▶ _Goal_: Pick out each line containing the string "ЦКБА" and copy it.

[Records from a data source]
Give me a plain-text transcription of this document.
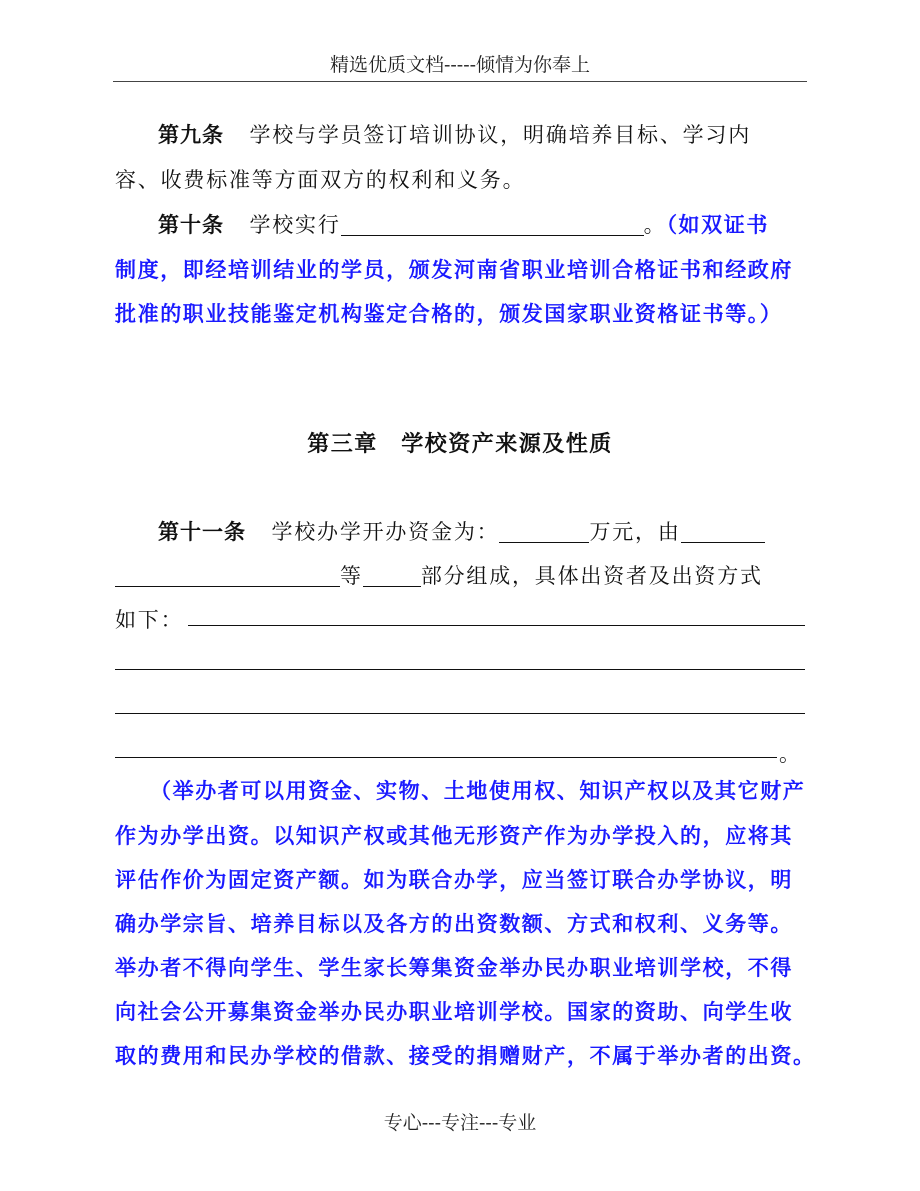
精选优质文档-----倾情为你奉上
第九条 学校与学员签订培训协议，明确培养目标、学习内
容、收费标准等方面双方的权利和义务。
第十条 学校实行	。（如双证书
制度，即经培训结业的学员，颁发河南省职业培训合格证书和经政府
批准的职业技能鉴定机构鉴定合格的，颁发国家职业资格证书等。）
第三章　学校资产来源及性质
第十一条 学校办学开办资金为：	万元，由
等	部分组成，具体出资者及出资方式
如下：
。
（举办者可以用资金、实物、土地使用权、知识产权以及其它财产
作为办学出资。以知识产权或其他无形资产作为办学投入的，应将其
评估作价为固定资产额。如为联合办学，应当签订联合办学协议，明
确办学宗旨、培养目标以及各方的出资数额、方式和权利、义务等。
举办者不得向学生、学生家长筹集资金举办民办职业培训学校，不得
向社会公开募集资金举办民办职业培训学校。国家的资助、向学生收
取的费用和民办学校的借款、接受的捐赠财产，不属于举办者的出资。
专心---专注---专业
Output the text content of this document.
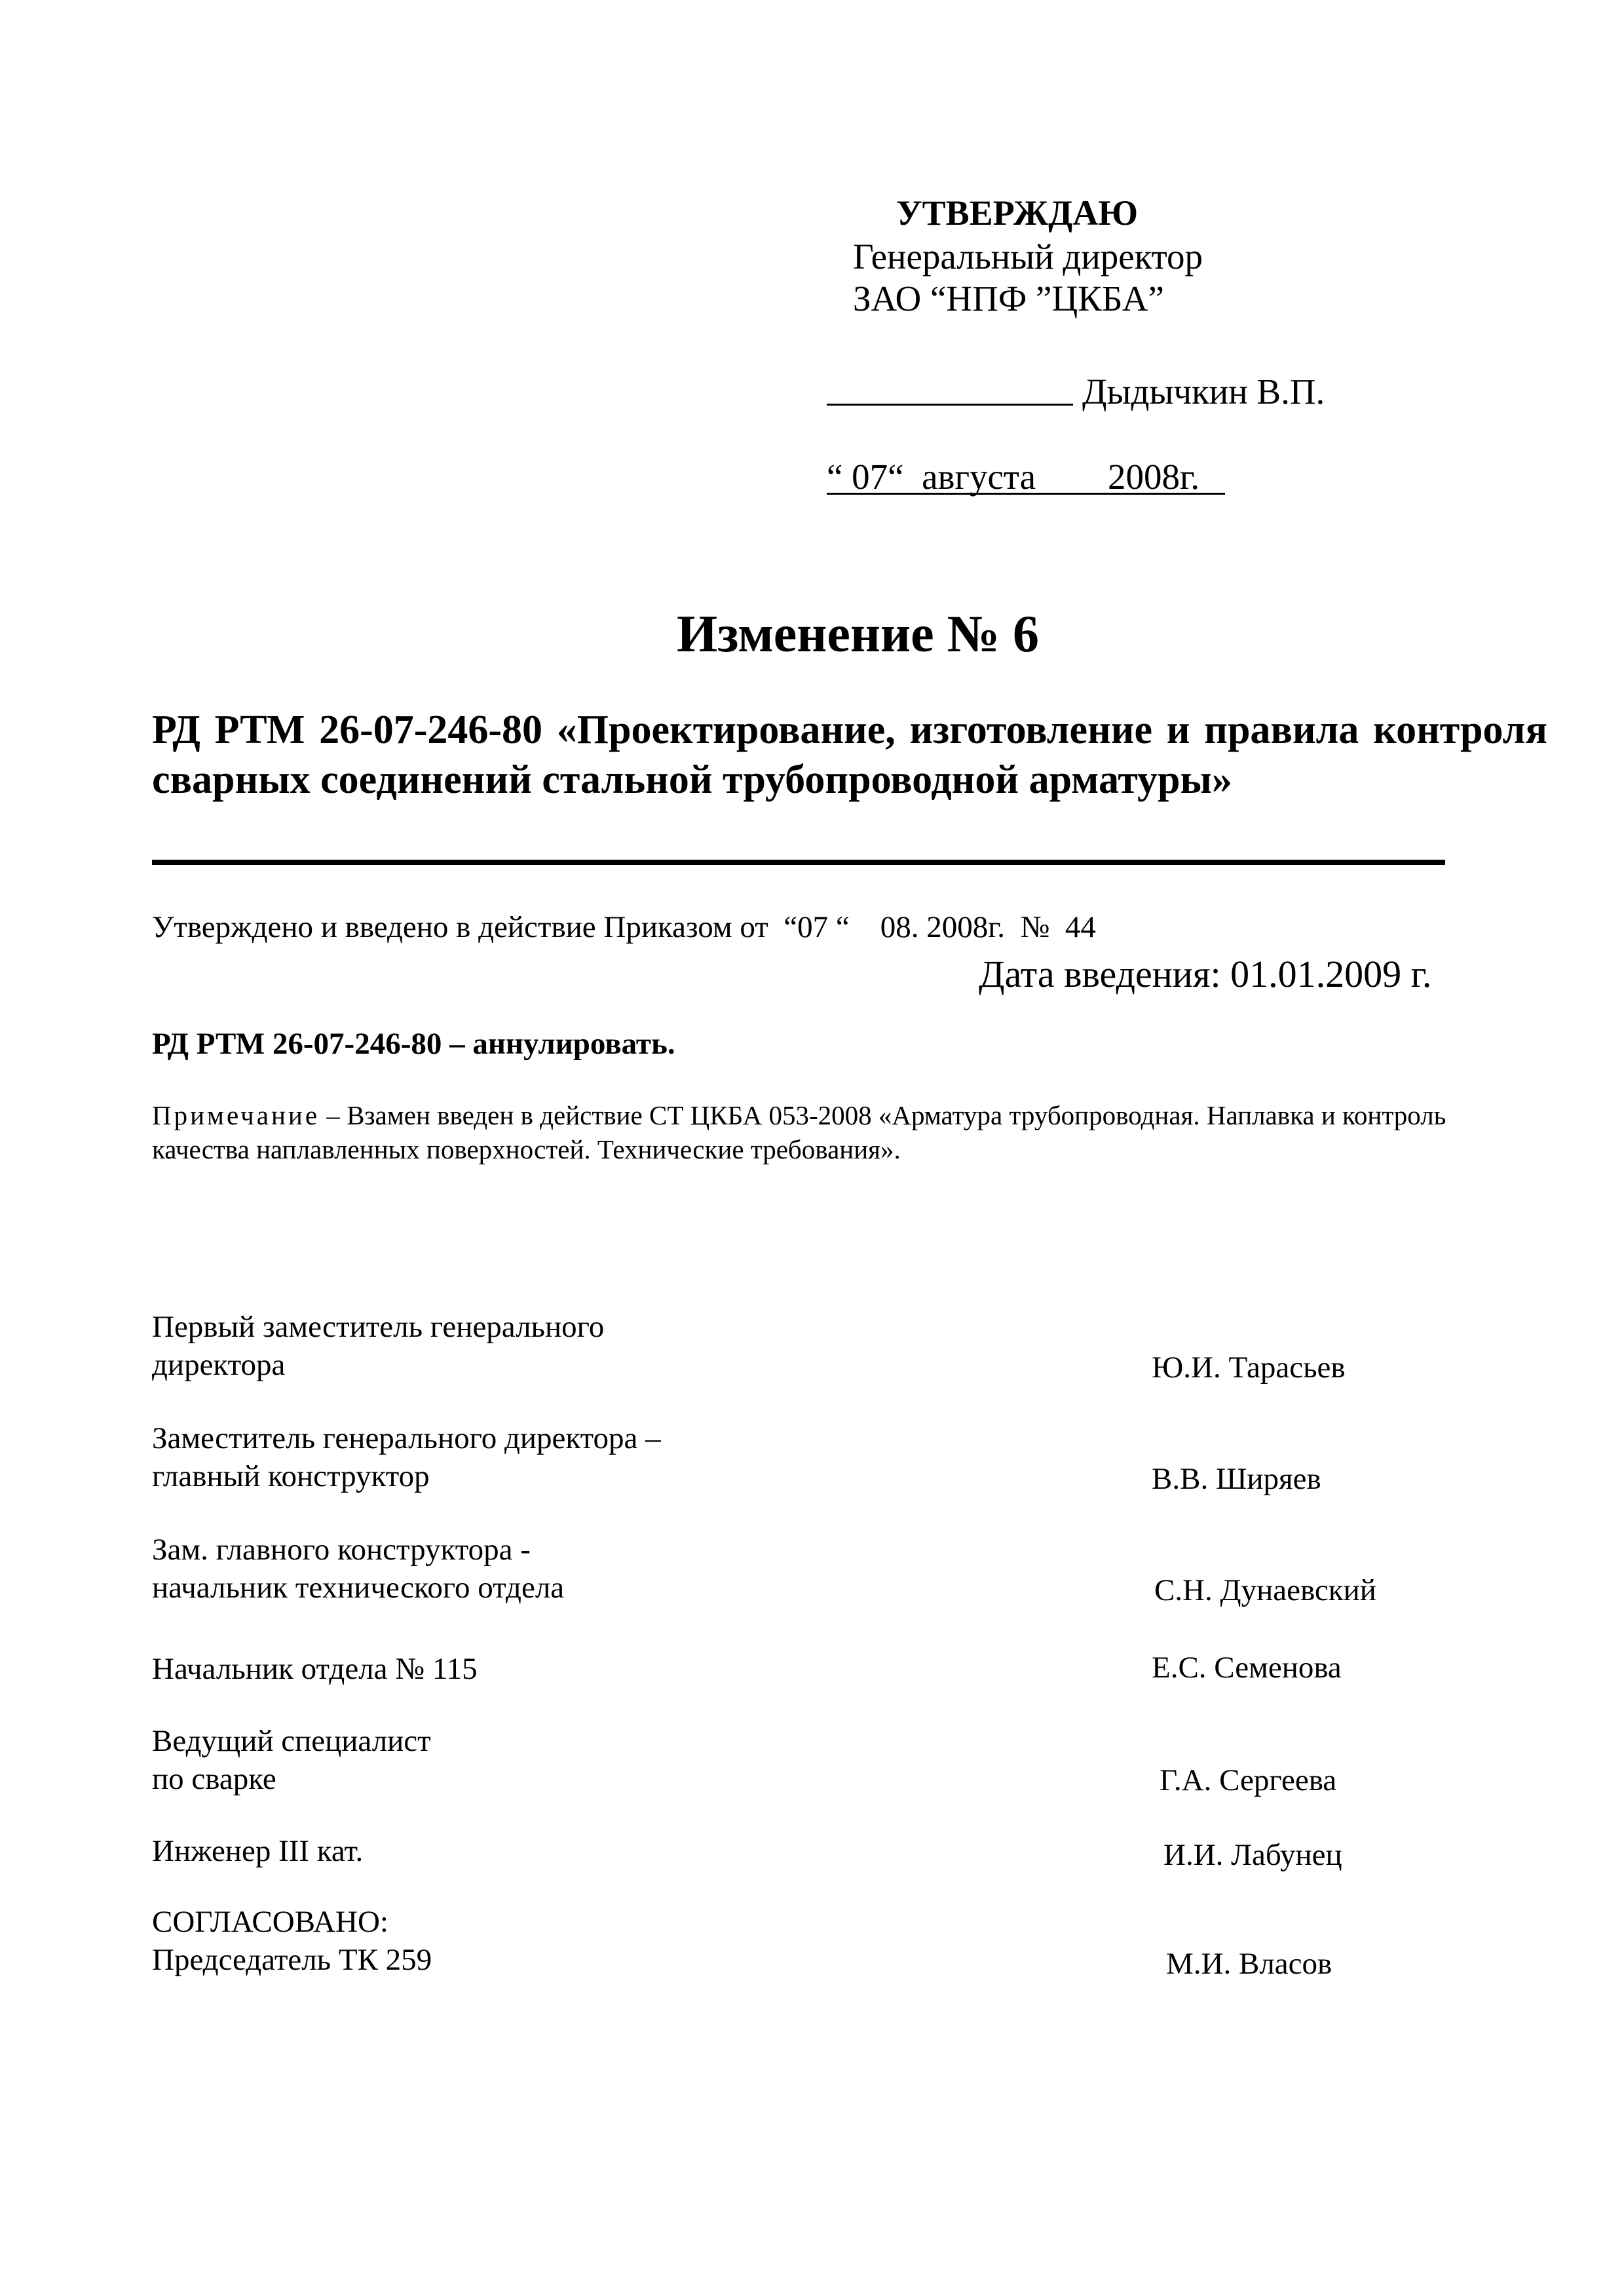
УТВЕРЖДАЮ
Генеральный директор
ЗАО “НПФ ”ЦКБА”
Дыдычкин В.П.
“ 07“  августа        2008г.
Изменение № 6
РД РТМ 26-07-246-80 «Проектирование, изготовление и правила контроля сварных соединений стальной трубопроводной арматуры»
Утверждено и введено в действие Приказом от  “07 “    08. 2008г.  №  44
Дата введения: 01.01.2009 г.
РД РТМ 26-07-246-80 – аннулировать.
Примечание – Взамен введен в действие СТ ЦКБА 053-2008 «Арматура трубопроводная. Наплавка и контроль
качества наплавленных поверхностей. Технические требования».
Первый заместитель генерального
директора	Ю.И. Тарасьев
Заместитель генерального директора –
главный конструктор	В.В. Ширяев
Зам. главного конструктора -
начальник технического отдела	С.Н. Дунаевский
Начальник отдела № 115	Е.С. Семенова
Ведущий специалист
по сварке	Г.А. Сергеева
Инженер III кат.	И.И. Лабунец
СОГЛАСОВАНО:
Председатель ТК 259	М.И. Власов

▶ _Exercise solution_:
ЗАО “НПФ ”ЦКБА”
Примечание – Взамен введен в действие СТ ЦКБА 053-2008 «Арматура трубопроводная. Наплавка и контроль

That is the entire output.